WHAT IS EXPECTED – Return every record verbatim.
....
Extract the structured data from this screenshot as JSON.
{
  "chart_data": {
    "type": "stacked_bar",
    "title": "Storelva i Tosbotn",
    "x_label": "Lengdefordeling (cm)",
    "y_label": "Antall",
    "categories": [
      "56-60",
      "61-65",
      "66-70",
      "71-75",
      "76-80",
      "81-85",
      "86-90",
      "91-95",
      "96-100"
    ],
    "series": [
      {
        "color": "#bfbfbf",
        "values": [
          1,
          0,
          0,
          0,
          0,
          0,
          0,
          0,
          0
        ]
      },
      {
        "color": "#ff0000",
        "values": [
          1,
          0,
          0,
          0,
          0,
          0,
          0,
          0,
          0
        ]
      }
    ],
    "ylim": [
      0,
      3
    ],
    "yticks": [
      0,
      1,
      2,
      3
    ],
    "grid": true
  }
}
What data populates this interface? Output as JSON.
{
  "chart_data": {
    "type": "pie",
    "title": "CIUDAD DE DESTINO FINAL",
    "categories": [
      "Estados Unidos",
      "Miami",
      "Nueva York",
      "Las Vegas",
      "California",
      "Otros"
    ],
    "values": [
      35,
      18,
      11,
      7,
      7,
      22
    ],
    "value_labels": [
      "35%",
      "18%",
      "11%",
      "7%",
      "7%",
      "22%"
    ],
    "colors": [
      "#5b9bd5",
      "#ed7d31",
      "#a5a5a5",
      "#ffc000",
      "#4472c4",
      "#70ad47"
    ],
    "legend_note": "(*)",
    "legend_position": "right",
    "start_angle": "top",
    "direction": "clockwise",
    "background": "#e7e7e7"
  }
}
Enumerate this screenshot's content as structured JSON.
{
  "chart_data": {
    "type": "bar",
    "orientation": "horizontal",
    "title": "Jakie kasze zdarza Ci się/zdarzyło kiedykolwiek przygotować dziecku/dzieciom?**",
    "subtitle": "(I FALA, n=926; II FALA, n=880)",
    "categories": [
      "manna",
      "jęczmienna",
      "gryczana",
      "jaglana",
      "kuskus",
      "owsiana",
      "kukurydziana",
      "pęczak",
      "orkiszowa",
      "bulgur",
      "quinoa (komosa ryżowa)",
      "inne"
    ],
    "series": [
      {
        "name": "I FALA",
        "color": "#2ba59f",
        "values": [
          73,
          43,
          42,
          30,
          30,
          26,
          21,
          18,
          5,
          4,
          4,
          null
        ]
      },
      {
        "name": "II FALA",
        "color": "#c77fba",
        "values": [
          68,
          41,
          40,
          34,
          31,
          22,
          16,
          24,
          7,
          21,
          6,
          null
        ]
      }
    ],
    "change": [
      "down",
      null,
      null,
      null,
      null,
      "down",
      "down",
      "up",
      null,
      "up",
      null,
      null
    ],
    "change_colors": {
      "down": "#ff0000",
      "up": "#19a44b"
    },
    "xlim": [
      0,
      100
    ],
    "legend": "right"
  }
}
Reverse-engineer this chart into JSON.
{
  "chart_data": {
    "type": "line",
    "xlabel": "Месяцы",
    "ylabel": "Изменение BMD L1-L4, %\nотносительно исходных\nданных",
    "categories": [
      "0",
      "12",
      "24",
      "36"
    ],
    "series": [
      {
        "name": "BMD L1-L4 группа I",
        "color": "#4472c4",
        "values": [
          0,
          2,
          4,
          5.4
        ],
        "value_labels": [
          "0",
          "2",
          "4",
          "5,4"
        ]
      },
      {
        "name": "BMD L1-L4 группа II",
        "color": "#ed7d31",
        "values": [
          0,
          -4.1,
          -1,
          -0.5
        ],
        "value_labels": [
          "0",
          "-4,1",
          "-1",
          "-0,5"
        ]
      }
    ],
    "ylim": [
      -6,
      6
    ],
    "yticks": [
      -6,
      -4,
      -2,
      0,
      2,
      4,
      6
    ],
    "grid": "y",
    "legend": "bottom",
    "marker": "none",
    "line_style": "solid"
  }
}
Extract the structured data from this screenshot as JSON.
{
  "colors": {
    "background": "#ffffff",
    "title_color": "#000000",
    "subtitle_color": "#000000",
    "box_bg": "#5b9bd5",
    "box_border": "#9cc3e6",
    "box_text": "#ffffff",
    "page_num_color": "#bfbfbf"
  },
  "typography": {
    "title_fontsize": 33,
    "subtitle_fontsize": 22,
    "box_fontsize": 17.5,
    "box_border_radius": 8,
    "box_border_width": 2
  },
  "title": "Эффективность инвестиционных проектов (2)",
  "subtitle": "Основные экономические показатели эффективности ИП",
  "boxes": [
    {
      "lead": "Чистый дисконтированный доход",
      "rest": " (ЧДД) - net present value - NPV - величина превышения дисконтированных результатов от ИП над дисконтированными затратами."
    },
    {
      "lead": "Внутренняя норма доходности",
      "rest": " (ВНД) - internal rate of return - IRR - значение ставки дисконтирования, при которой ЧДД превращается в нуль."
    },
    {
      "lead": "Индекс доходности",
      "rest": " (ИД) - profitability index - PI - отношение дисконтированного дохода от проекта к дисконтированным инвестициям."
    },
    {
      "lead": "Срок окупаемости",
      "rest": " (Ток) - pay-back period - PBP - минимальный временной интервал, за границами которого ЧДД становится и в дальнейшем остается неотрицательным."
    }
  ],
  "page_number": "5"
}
....
COMPLETE ANSWER –
Extract the structured data from this screenshot as JSON.
{
  "chart_data": {
    "type": "stacked_bar",
    "title": "Storelva i Tosbotn",
    "x_label": "Lengdefordeling (cm)",
    "y_label": "Antall",
    "categories": [
      "56-60",
      "61-65",
      "66-70",
      "71-75",
      "76-80",
      "81-85",
      "86-90",
      "91-95",
      "96-100"
    ],
    "series": [
      {
        "color": "#bfbfbf",
        "values": [
          1,
          0,
          0,
          0,
          0,
          0,
          0,
          0,
          0
        ]
      },
      {
        "color": "#ff0000",
        "values": [
          1,
          0,
          0,
          0,
          0,
          0,
          0,
          0,
          0
        ]
      }
    ],
    "ylim": [
      0,
      3
    ],
    "yticks": [
      0,
      1,
      2,
      3
    ],
    "grid": true
  }
}
What data populates this interface? Output as JSON.
{
  "chart_data": {
    "type": "pie",
    "title": "CIUDAD DE DESTINO FINAL",
    "categories": [
      "Estados Unidos",
      "Miami",
      "Nueva York",
      "Las Vegas",
      "California",
      "Otros"
    ],
    "values": [
      35,
      18,
      11,
      7,
      7,
      22
    ],
    "value_labels": [
      "35%",
      "18%",
      "11%",
      "7%",
      "7%",
      "22%"
    ],
    "colors": [
      "#5b9bd5",
      "#ed7d31",
      "#a5a5a5",
      "#ffc000",
      "#4472c4",
      "#70ad47"
    ],
    "legend_note": "(*)",
    "legend_position": "right",
    "start_angle": "top",
    "direction": "clockwise",
    "background": "#e7e7e7"
  }
}
Enumerate this screenshot's content as structured JSON.
{
  "chart_data": {
    "type": "bar",
    "orientation": "horizontal",
    "title": "Jakie kasze zdarza Ci się/zdarzyło kiedykolwiek przygotować dziecku/dzieciom?**",
    "subtitle": "(I FALA, n=926; II FALA, n=880)",
    "categories": [
      "manna",
      "jęczmienna",
      "gryczana",
      "jaglana",
      "kuskus",
      "owsiana",
      "kukurydziana",
      "pęczak",
      "orkiszowa",
      "bulgur",
      "quinoa (komosa ryżowa)",
      "inne"
    ],
    "series": [
      {
        "name": "I FALA",
        "color": "#2ba59f",
        "values": [
          73,
          43,
          42,
          30,
          30,
          26,
          21,
          18,
          5,
          4,
          4,
          null
        ]
      },
      {
        "name": "II FALA",
        "color": "#c77fba",
        "values": [
          68,
          41,
          40,
          34,
          31,
          22,
          16,
          24,
          7,
          21,
          6,
          null
        ]
      }
    ],
    "change": [
      "down",
      null,
      null,
      null,
      null,
      "down",
      "down",
      "up",
      null,
      "up",
      null,
      null
    ],
    "change_colors": {
      "down": "#ff0000",
      "up": "#19a44b"
    },
    "xlim": [
      0,
      100
    ],
    "legend": "right"
  }
}
Reverse-engineer this chart into JSON.
{
  "chart_data": {
    "type": "line",
    "xlabel": "Месяцы",
    "ylabel": "Изменение BMD L1-L4, %\nотносительно исходных\nданных",
    "categories": [
      "0",
      "12",
      "24",
      "36"
    ],
    "series": [
      {
        "name": "BMD L1-L4 группа I",
        "color": "#4472c4",
        "values": [
          0,
          2,
          4,
          5.4
        ],
        "value_labels": [
          "0",
          "2",
          "4",
          "5,4"
        ]
      },
      {
        "name": "BMD L1-L4 группа II",
        "color": "#ed7d31",
        "values": [
          0,
          -4.1,
          -1,
          -0.5
        ],
        "value_labels": [
          "0",
          "-4,1",
          "-1",
          "-0,5"
        ]
      }
    ],
    "ylim": [
      -6,
      6
    ],
    "yticks": [
      -6,
      -4,
      -2,
      0,
      2,
      4,
      6
    ],
    "grid": "y",
    "legend": "bottom",
    "marker": "none",
    "line_style": "solid"
  }
}
Extract the structured data from this screenshot as JSON.
{
  "colors": {
    "background": "#ffffff",
    "title_color": "#000000",
    "subtitle_color": "#000000",
    "box_bg": "#5b9bd5",
    "box_border": "#9cc3e6",
    "box_text": "#ffffff",
    "page_num_color": "#bfbfbf"
  },
  "typography": {
    "title_fontsize": 33,
    "subtitle_fontsize": 22,
    "box_fontsize": 17.5,
    "box_border_radius": 8,
    "box_border_width": 2
  },
  "title": "Эффективность инвестиционных проектов (2)",
  "subtitle": "Основные экономические показатели эффективности ИП",
  "boxes": [
    {
      "lead": "Чистый дисконтированный доход",
      "rest": " (ЧДД) - net present value - NPV - величина превышения дисконтированных результатов от ИП над дисконтированными затратами."
    },
    {
      "lead": "Внутренняя норма доходности",
      "rest": " (ВНД) - internal rate of return - IRR - значение ставки дисконтирования, при которой ЧДД превращается в нуль."
    },
    {
      "lead": "Индекс доходности",
      "rest": " (ИД) - profitability index - PI - отношение дисконтированного дохода от проекта к дисконтированным инвестициям."
    },
    {
      "lead": "Срок окупаемости",
      "rest": " (Ток) - pay-back period - PBP - минимальный временной интервал, за границами которого ЧДД становится и в дальнейшем остается неотрицательным."
    }
  ],
  "page_number": "5"
}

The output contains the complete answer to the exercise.